**Entries**

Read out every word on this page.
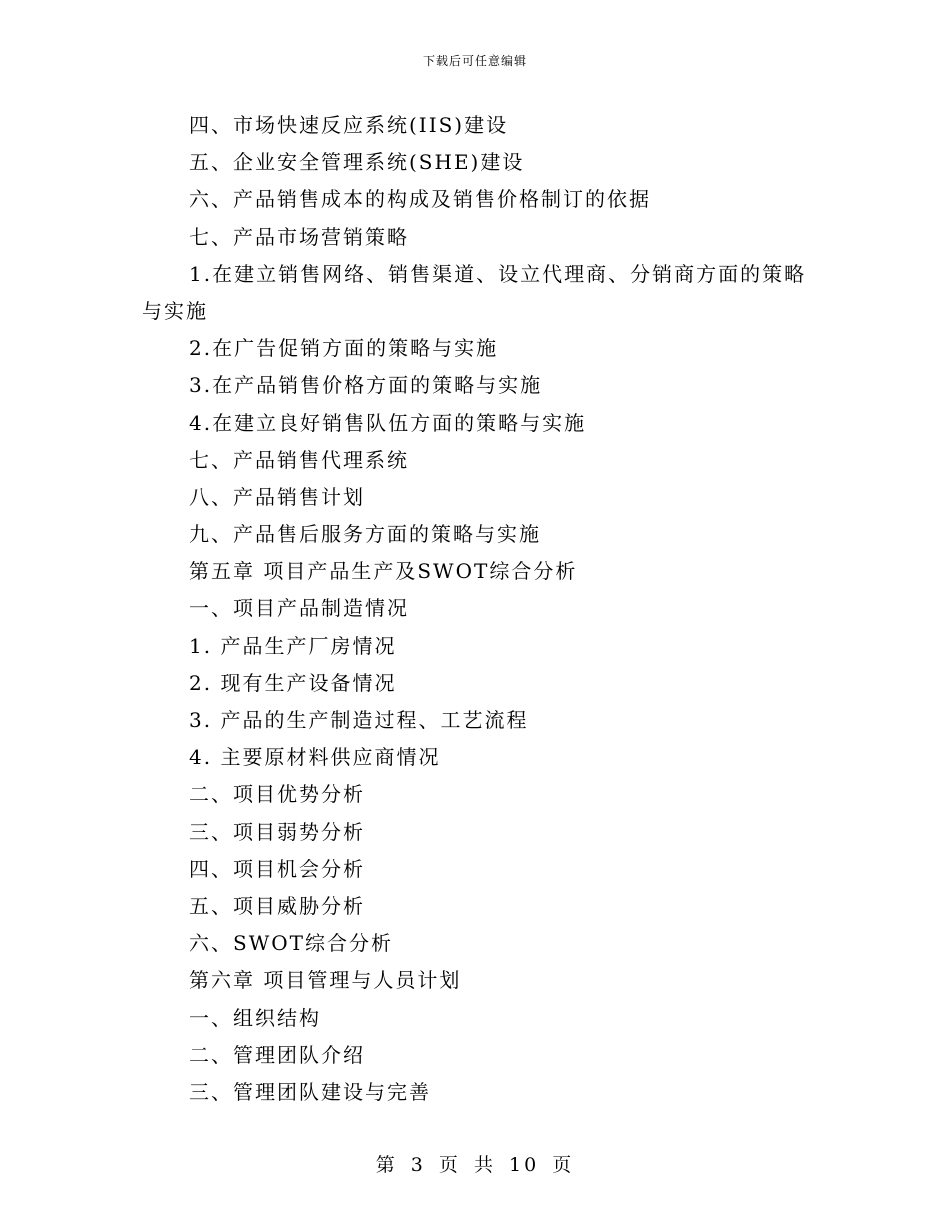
下载后可任意编辑
四、市场快速反应系统(IIS)建设
五、企业安全管理系统(SHE)建设
六、产品销售成本的构成及销售价格制订的依据
七、产品市场营销策略
1.在建立销售网络、销售渠道、设立代理商、分销商方面的策略
与实施
2.在广告促销方面的策略与实施
3.在产品销售价格方面的策略与实施
4.在建立良好销售队伍方面的策略与实施
七、产品销售代理系统
八、产品销售计划
九、产品售后服务方面的策略与实施
第五章 项目产品生产及SWOT综合分析
一、项目产品制造情况
1. 产品生产厂房情况
2. 现有生产设备情况
3. 产品的生产制造过程、工艺流程
4. 主要原材料供应商情况
二、项目优势分析
三、项目弱势分析
四、项目机会分析
五、项目威胁分析
六、SWOT综合分析
第六章 项目管理与人员计划
一、组织结构
二、管理团队介绍
三、管理团队建设与完善
第 3 页 共 10 页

**Required task**
All the lines above are to be reproduced exactly, except the pictures.

**Exercise output**
Read out every word on this page.
下载后可任意编辑
四、市场快速反应系统(IIS)建设
五、企业安全管理系统(SHE)建设
六、产品销售成本的构成及销售价格制订的依据
七、产品市场营销策略
1.在建立销售网络、销售渠道、设立代理商、分销商方面的策略
与实施
2.在广告促销方面的策略与实施
3.在产品销售价格方面的策略与实施
4.在建立良好销售队伍方面的策略与实施
七、产品销售代理系统
八、产品销售计划
九、产品售后服务方面的策略与实施
第五章 项目产品生产及SWOT综合分析
一、项目产品制造情况
1. 产品生产厂房情况
2. 现有生产设备情况
3. 产品的生产制造过程、工艺流程
4. 主要原材料供应商情况
二、项目优势分析
三、项目弱势分析
四、项目机会分析
五、项目威胁分析
六、SWOT综合分析
第六章 项目管理与人员计划
一、组织结构
二、管理团队介绍
三、管理团队建设与完善
第 3 页 共 10 页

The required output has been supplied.